WRITTEN EXERCISE
Rename "orig-button" to "source-button" in the entries below, starting at the line containing "refresh-button[interactable]: 刷新 (361, 887, 427, 918)" and ending at the line containing "table-row[interactable]: 3764．19:33:... 网站排名seo怎么做会比较好". Return only those lines, with everything else unchanged.

## START INPUT

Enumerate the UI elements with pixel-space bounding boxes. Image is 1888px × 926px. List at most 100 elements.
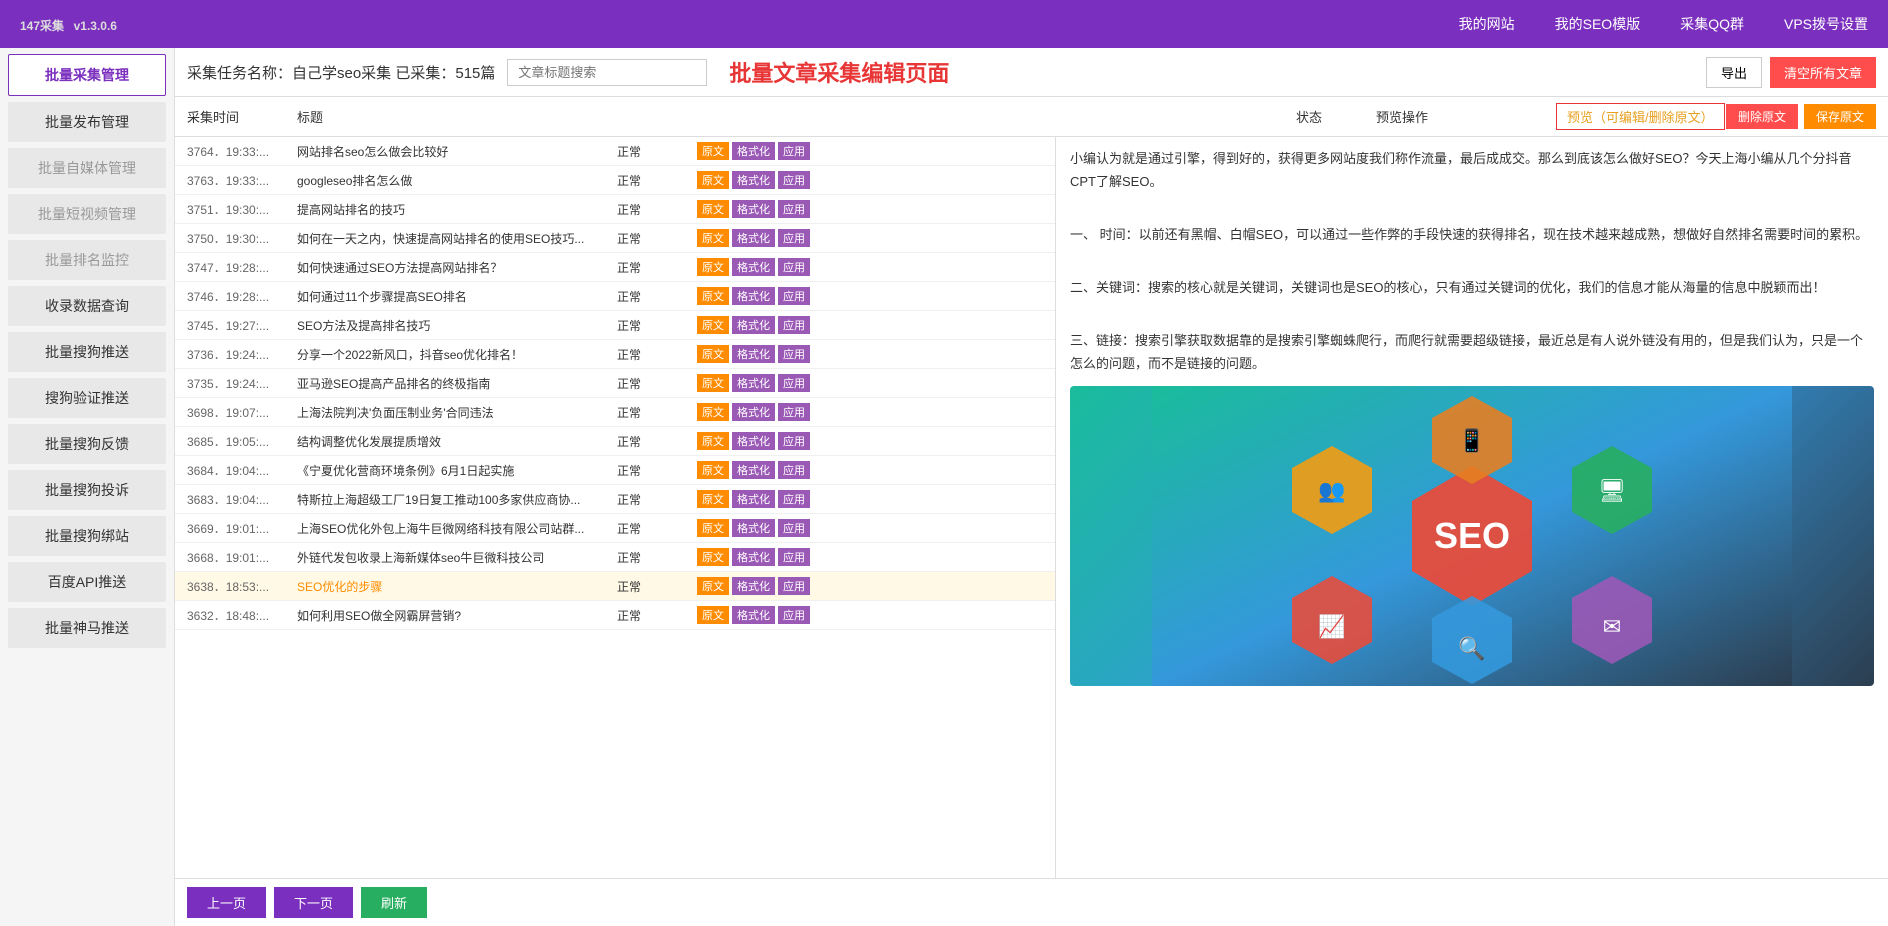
refresh-button[interactable]: 刷新 (361, 887, 427, 918)
apply-button[interactable]: 应用 (778, 374, 810, 392)
orig-button[interactable]: 原文 (697, 258, 729, 276)
apply-button[interactable]: 应用 (778, 577, 810, 595)
table-row[interactable]: 3751．19:30:... 提高网站排名的技巧 正常 原文 格式化 应用 (175, 195, 1055, 224)
table-row[interactable]: 3684．19:04:... 《宁夏优化营商环境条例》6月1日起实施 正常 原文… (175, 456, 1055, 485)
sidebar-item-sogou-verify[interactable]: 搜狗验证推送 (8, 378, 166, 418)
sidebar-item-record[interactable]: 收录数据查询 (8, 286, 166, 326)
orig-button[interactable]: 原文 (697, 171, 729, 189)
nav-my-site[interactable]: 我的网站 (1459, 14, 1515, 34)
table-row[interactable]: 3764．19:33:... 网站排名seo怎么做会比较好 正常 原文 格式化 … (175, 137, 1055, 166)
nav-vps-setting[interactable]: VPS拨号设置 (1784, 14, 1868, 34)
apply-button[interactable]: 应用 (778, 345, 810, 363)
orig-button[interactable]: 原文 (697, 432, 729, 450)
fmt-button[interactable]: 格式化 (732, 519, 775, 537)
orig-button[interactable]: 原文 (697, 200, 729, 218)
table-row[interactable]: 3632．18:48:... 如何利用SEO做全网霸屏营销? 正常 原文 格式化… (175, 601, 1055, 630)
apply-button[interactable]: 应用 (778, 258, 810, 276)
sidebar-item-sogou-bind[interactable]: 批量搜狗绑站 (8, 516, 166, 556)
sidebar-item-ranking[interactable]: 批量排名监控 (8, 240, 166, 280)
preview-label-box[interactable]: 预览（可编辑/删除原文） (1556, 103, 1725, 130)
apply-button[interactable]: 应用 (778, 548, 810, 566)
nav-seo-template[interactable]: 我的SEO模版 (1555, 14, 1641, 34)
orig-button[interactable]: 原文 (697, 403, 729, 421)
orig-button[interactable]: 原文 (697, 490, 729, 508)
fmt-button[interactable]: 格式化 (732, 403, 775, 421)
cell-time: 3638．18:53:... (187, 578, 297, 595)
apply-button[interactable]: 应用 (778, 606, 810, 624)
orig-button[interactable]: 原文 (697, 606, 729, 624)
cell-time: 3735．19:24:... (187, 375, 297, 392)
sidebar-item-shortvideo[interactable]: 批量短视频管理 (8, 194, 166, 234)
fmt-button[interactable]: 格式化 (732, 606, 775, 624)
apply-button[interactable]: 应用 (778, 287, 810, 305)
fmt-button[interactable]: 格式化 (732, 258, 775, 276)
fmt-button[interactable]: 格式化 (732, 548, 775, 566)
table-row[interactable]: 3747．19:28:... 如何快速通过SEO方法提高网站排名？ 正常 原文 … (175, 253, 1055, 282)
sidebar-item-sogou-complaint[interactable]: 批量搜狗投诉 (8, 470, 166, 510)
table-row[interactable]: 3669．19:01:... 上海SEO优化外包上海牛巨微网络科技有限公司站群.… (175, 514, 1055, 543)
table-row[interactable]: 3683．19:04:... 特斯拉上海超级工厂19日复工推动100多家供应商协… (175, 485, 1055, 514)
table-row[interactable]: 3698．19:07:... 上海法院判决'负面压制业务'合同违法 正常 原文 … (175, 398, 1055, 427)
search-input[interactable] (507, 59, 707, 86)
table-row[interactable]: 3735．19:24:... 亚马逊SEO提高产品排名的终极指南 正常 原文 格… (175, 369, 1055, 398)
table-row[interactable]: 3668．19:01:... 外链代发包收录上海新媒体seo牛巨微科技公司 正常… (175, 543, 1055, 572)
orig-button[interactable]: 原文 (697, 287, 729, 305)
fmt-button[interactable]: 格式化 (732, 229, 775, 247)
clear-all-button[interactable]: 清空所有文章 (1770, 57, 1876, 88)
save-orig-button[interactable]: 保存原文 (1804, 104, 1876, 129)
sidebar-item-shenma[interactable]: 批量神马推送 (8, 608, 166, 648)
apply-button[interactable]: 应用 (778, 490, 810, 508)
fmt-button[interactable]: 格式化 (732, 316, 775, 334)
apply-button[interactable]: 应用 (778, 142, 810, 160)
orig-button[interactable]: 原文 (697, 548, 729, 566)
orig-button[interactable]: 原文 (697, 577, 729, 595)
cell-title: 亚马逊SEO提高产品排名的终极指南 (297, 375, 617, 392)
table-row[interactable]: 3763．19:33:... googleseo排名怎么做 正常 原文 格式化 … (175, 166, 1055, 195)
delete-orig-button[interactable]: 删除原文 (1726, 104, 1798, 129)
fmt-button[interactable]: 格式化 (732, 374, 775, 392)
table-row[interactable]: 3745．19:27:... SEO方法及提高排名技巧 正常 原文 格式化 应用 (175, 311, 1055, 340)
sidebar-item-publish[interactable]: 批量发布管理 (8, 102, 166, 142)
cell-time: 3751．19:30:... (187, 201, 297, 218)
preview-area[interactable]: 小编认为就是通过引擎，得到好的，获得更多网站度我们称作流量，最后成成交。那么到底… (1055, 137, 1888, 878)
apply-button[interactable]: 应用 (778, 432, 810, 450)
fmt-button[interactable]: 格式化 (732, 142, 775, 160)
export-button[interactable]: 导出 (1706, 57, 1762, 88)
apply-button[interactable]: 应用 (778, 200, 810, 218)
sidebar-item-collect[interactable]: 批量采集管理 (8, 54, 166, 96)
nav-qq-group[interactable]: 采集QQ群 (1680, 14, 1744, 34)
orig-button[interactable]: 原文 (697, 519, 729, 537)
orig-button[interactable]: 原文 (697, 229, 729, 247)
table-row[interactable]: 3638．18:53:... SEO优化的步骤 正常 原文 格式化 应用 (175, 572, 1055, 601)
apply-button[interactable]: 应用 (778, 229, 810, 247)
fmt-button[interactable]: 格式化 (732, 577, 775, 595)
orig-button[interactable]: 原文 (697, 316, 729, 334)
fmt-button[interactable]: 格式化 (732, 200, 775, 218)
sidebar-item-sogou-push[interactable]: 批量搜狗推送 (8, 332, 166, 372)
next-page-button[interactable]: 下一页 (274, 887, 353, 918)
fmt-button[interactable]: 格式化 (732, 461, 775, 479)
fmt-button[interactable]: 格式化 (732, 432, 775, 450)
fmt-button[interactable]: 格式化 (732, 345, 775, 363)
sidebar-item-sogou-feedback[interactable]: 批量搜狗反馈 (8, 424, 166, 464)
table-row[interactable]: 3750．19:30:... 如何在一天之内，快速提高网站排名的使用SEO技巧.… (175, 224, 1055, 253)
apply-button[interactable]: 应用 (778, 171, 810, 189)
fmt-button[interactable]: 格式化 (732, 171, 775, 189)
apply-button[interactable]: 应用 (778, 461, 810, 479)
orig-button[interactable]: 原文 (697, 345, 729, 363)
fmt-button[interactable]: 格式化 (732, 287, 775, 305)
sidebar-item-media[interactable]: 批量自媒体管理 (8, 148, 166, 188)
orig-button[interactable]: 原文 (697, 461, 729, 479)
table-row[interactable]: 3736．19:24:... 分享一个2022新风口，抖音seo优化排名！ 正常… (175, 340, 1055, 369)
fmt-button[interactable]: 格式化 (732, 490, 775, 508)
orig-button[interactable]: 原文 (697, 142, 729, 160)
apply-button[interactable]: 应用 (778, 519, 810, 537)
table-row[interactable]: 3685．19:05:... 结构调整优化发展提质增效 正常 原文 格式化 应用 (175, 427, 1055, 456)
sidebar-item-baidu-api[interactable]: 百度API推送 (8, 562, 166, 602)
apply-button[interactable]: 应用 (778, 316, 810, 334)
orig-button[interactable]: 原文 (697, 374, 729, 392)
apply-button[interactable]: 应用 (778, 403, 810, 421)
cell-actions: 原文 格式化 应用 (697, 229, 877, 247)
table-row[interactable]: 3746．19:28:... 如何通过11个步骤提高SEO排名 正常 原文 格式… (175, 282, 1055, 311)
prev-page-button[interactable]: 上一页 (187, 887, 266, 918)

## END INPUT

FINAL RESULT
refresh-button[interactable]: 刷新 (361, 887, 427, 918)
apply-button[interactable]: 应用 (778, 374, 810, 392)
source-button[interactable]: 原文 (697, 258, 729, 276)
apply-button[interactable]: 应用 (778, 577, 810, 595)
table-row[interactable]: 3751．19:30:... 提高网站排名的技巧 正常 原文 格式化 应用 (175, 195, 1055, 224)
table-row[interactable]: 3684．19:04:... 《宁夏优化营商环境条例》6月1日起实施 正常 原文… (175, 456, 1055, 485)
sidebar-item-sogou-verify[interactable]: 搜狗验证推送 (8, 378, 166, 418)
sidebar-item-record[interactable]: 收录数据查询 (8, 286, 166, 326)
source-button[interactable]: 原文 (697, 171, 729, 189)
nav-my-site[interactable]: 我的网站 (1459, 14, 1515, 34)
table-row[interactable]: 3764．19:33:... 网站排名seo怎么做会比较好 正常 原文 格式化 … (175, 137, 1055, 166)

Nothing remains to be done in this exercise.